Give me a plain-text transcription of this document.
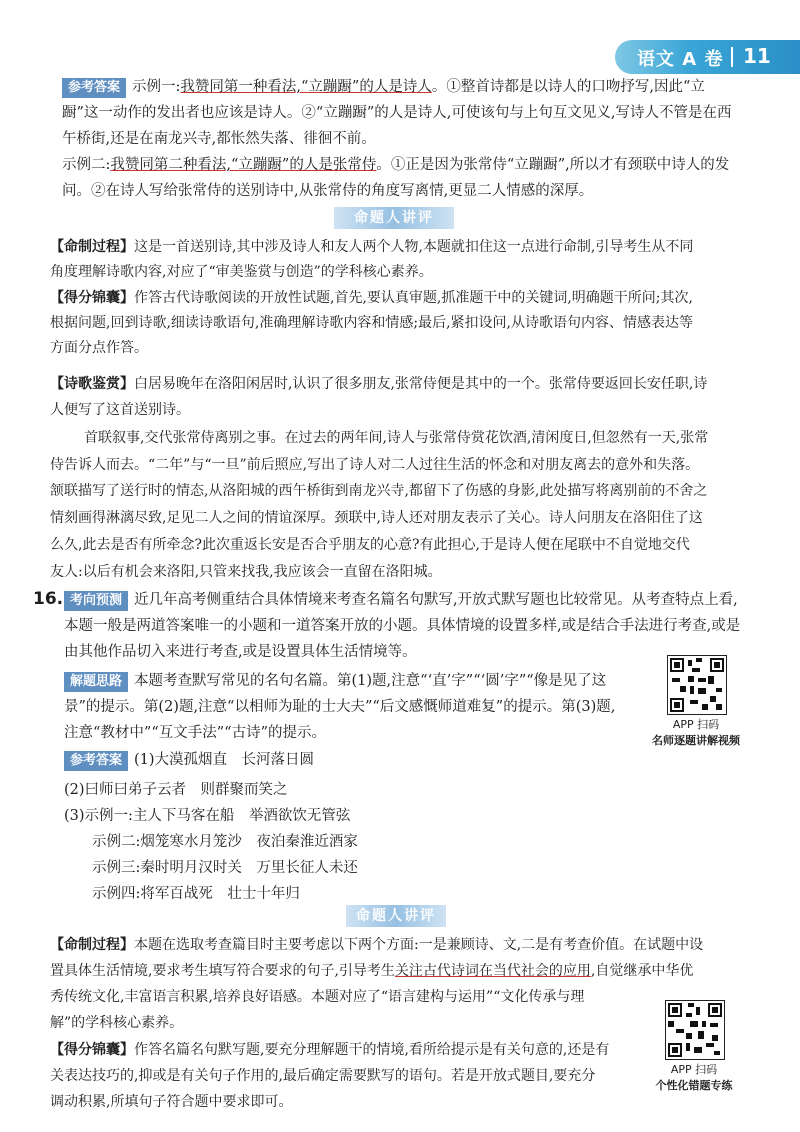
语文 A 卷 11
参考答案 示例一:我赞同第一种看法,“立蹦蹰”的人是诗人。①整首诗都是以诗人的口吻抒写,因此“立
蹰”这一动作的发出者也应该是诗人。②“立蹦蹰”的人是诗人,可使该句与上句互文见义,写诗人不管是在西
午桥街,还是在南龙兴寺,都怅然失落、徘徊不前。
示例二:我赞同第二种看法,“立蹦蹰”的人是张常侍。①正是因为张常侍“立蹦蹰”,所以才有颈联中诗人的发
问。②在诗人写给张常侍的送别诗中,从张常侍的角度写离情,更显二人情感的深厚。
命题人讲评
【命制过程】这是一首送别诗,其中涉及诗人和友人两个人物,本题就扣住这一点进行命制,引导考生从不同
角度理解诗歌内容,对应了“审美鉴赏与创造”的学科核心素养。
【得分锦囊】作答古代诗歌阅读的开放性试题,首先,要认真审题,抓准题干中的关键词,明确题干所问;其次,
根据问题,回到诗歌,细读诗歌语句,准确理解诗歌内容和情感;最后,紧扣设问,从诗歌语句内容、情感表达等
方面分点作答。
【诗歌鉴赏】白居易晚年在洛阳闲居时,认识了很多朋友,张常侍便是其中的一个。张常侍要返回长安任职,诗
人便写了这首送别诗。
首联叙事,交代张常侍离别之事。在过去的两年间,诗人与张常侍赏花饮酒,清闲度日,但忽然有一天,张常
侍告诉人而去。“二年”与“一旦”前后照应,写出了诗人对二人过往生活的怀念和对朋友离去的意外和失落。
颔联描写了送行时的情态,从洛阳城的西午桥街到南龙兴寺,都留下了伤感的身影,此处描写将离别前的不舍之
情刻画得淋漓尽致,足见二人之间的情谊深厚。颈联中,诗人还对朋友表示了关心。诗人问朋友在洛阳住了这
么久,此去是否有所牵念?此次重返长安是否合乎朋友的心意?有此担心,于是诗人便在尾联中不自觉地交代
友人:以后有机会来洛阳,只管来找我,我应该会一直留在洛阳城。
16. 考向预测 近几年高考侧重结合具体情境来考查名篇名句默写,开放式默写题也比较常见。从考查特点上看,
本题一般是两道答案唯一的小题和一道答案开放的小题。具体情境的设置多样,或是结合手法进行考查,或是
由其他作品切入来进行考查,或是设置具体生活情境等。
解题思路 本题考查默写常见的名句名篇。第(1)题,注意“‘直’字”“‘圆’字”“像是见了这
景”的提示。第(2)题,注意“以相师为耻的士大夫”“后文感慨师道难复”的提示。第(3)题,
注意“教材中”“互文手法”“古诗”的提示。
参考答案 (1)大漠孤烟直　长河落日圆
(2)曰师曰弟子云者　则群聚而笑之
(3)示例一:主人下马客在船　举酒欲饮无管弦
示例二:烟笼寒水月笼沙　夜泊秦淮近酒家
示例三:秦时明月汉时关　万里长征人未还
示例四:将军百战死　壮士十年归
命题人讲评
【命制过程】本题在选取考查篇目时主要考虑以下两个方面:一是兼顾诗、文,二是有考查价值。在试题中设
置具体生活情境,要求考生填写符合要求的句子,引导考生关注古代诗词在当代社会的应用,自觉继承中华优
秀传统文化,丰富语言积累,培养良好语感。本题对应了“语言建构与运用”“文化传承与理
解”的学科核心素养。
【得分锦囊】作答名篇名句默写题,要充分理解题干的情境,看所给提示是有关句意的,还是有
关表达技巧的,抑或是有关句子作用的,最后确定需要默写的语句。若是开放式题目,要充分
调动积累,所填句子符合题中要求即可。
APP 扫码
名师逐题讲解视频
APP 扫码
个性化错题专练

* **WHAT IS NEEDED**
Reproduce the listing above exactly, excluding all pictures.

* **RIGHT ANSWER**
Give me a plain-text transcription of this document.
语文 A 卷 11
参考答案 示例一:我赞同第一种看法,“立蹦蹰”的人是诗人。①整首诗都是以诗人的口吻抒写,因此“立
蹰”这一动作的发出者也应该是诗人。②“立蹦蹰”的人是诗人,可使该句与上句互文见义,写诗人不管是在西
午桥街,还是在南龙兴寺,都怅然失落、徘徊不前。
示例二:我赞同第二种看法,“立蹦蹰”的人是张常侍。①正是因为张常侍“立蹦蹰”,所以才有颈联中诗人的发
问。②在诗人写给张常侍的送别诗中,从张常侍的角度写离情,更显二人情感的深厚。
命题人讲评
【命制过程】这是一首送别诗,其中涉及诗人和友人两个人物,本题就扣住这一点进行命制,引导考生从不同
角度理解诗歌内容,对应了“审美鉴赏与创造”的学科核心素养。
【得分锦囊】作答古代诗歌阅读的开放性试题,首先,要认真审题,抓准题干中的关键词,明确题干所问;其次,
根据问题,回到诗歌,细读诗歌语句,准确理解诗歌内容和情感;最后,紧扣设问,从诗歌语句内容、情感表达等
方面分点作答。
【诗歌鉴赏】白居易晚年在洛阳闲居时,认识了很多朋友,张常侍便是其中的一个。张常侍要返回长安任职,诗
人便写了这首送别诗。
首联叙事,交代张常侍离别之事。在过去的两年间,诗人与张常侍赏花饮酒,清闲度日,但忽然有一天,张常
侍告诉人而去。“二年”与“一旦”前后照应,写出了诗人对二人过往生活的怀念和对朋友离去的意外和失落。
颔联描写了送行时的情态,从洛阳城的西午桥街到南龙兴寺,都留下了伤感的身影,此处描写将离别前的不舍之
情刻画得淋漓尽致,足见二人之间的情谊深厚。颈联中,诗人还对朋友表示了关心。诗人问朋友在洛阳住了这
么久,此去是否有所牵念?此次重返长安是否合乎朋友的心意?有此担心,于是诗人便在尾联中不自觉地交代
友人:以后有机会来洛阳,只管来找我,我应该会一直留在洛阳城。
16. 考向预测 近几年高考侧重结合具体情境来考查名篇名句默写,开放式默写题也比较常见。从考查特点上看,
本题一般是两道答案唯一的小题和一道答案开放的小题。具体情境的设置多样,或是结合手法进行考查,或是
由其他作品切入来进行考查,或是设置具体生活情境等。
解题思路 本题考查默写常见的名句名篇。第(1)题,注意“‘直’字”“‘圆’字”“像是见了这
景”的提示。第(2)题,注意“以相师为耻的士大夫”“后文感慨师道难复”的提示。第(3)题,
注意“教材中”“互文手法”“古诗”的提示。
参考答案 (1)大漠孤烟直　长河落日圆
(2)曰师曰弟子云者　则群聚而笑之
(3)示例一:主人下马客在船　举酒欲饮无管弦
示例二:烟笼寒水月笼沙　夜泊秦淮近酒家
示例三:秦时明月汉时关　万里长征人未还
示例四:将军百战死　壮士十年归
命题人讲评
【命制过程】本题在选取考查篇目时主要考虑以下两个方面:一是兼顾诗、文,二是有考查价值。在试题中设
置具体生活情境,要求考生填写符合要求的句子,引导考生关注古代诗词在当代社会的应用,自觉继承中华优
秀传统文化,丰富语言积累,培养良好语感。本题对应了“语言建构与运用”“文化传承与理
解”的学科核心素养。
【得分锦囊】作答名篇名句默写题,要充分理解题干的情境,看所给提示是有关句意的,还是有
关表达技巧的,抑或是有关句子作用的,最后确定需要默写的语句。若是开放式题目,要充分
调动积累,所填句子符合题中要求即可。
APP 扫码
名师逐题讲解视频
APP 扫码
个性化错题专练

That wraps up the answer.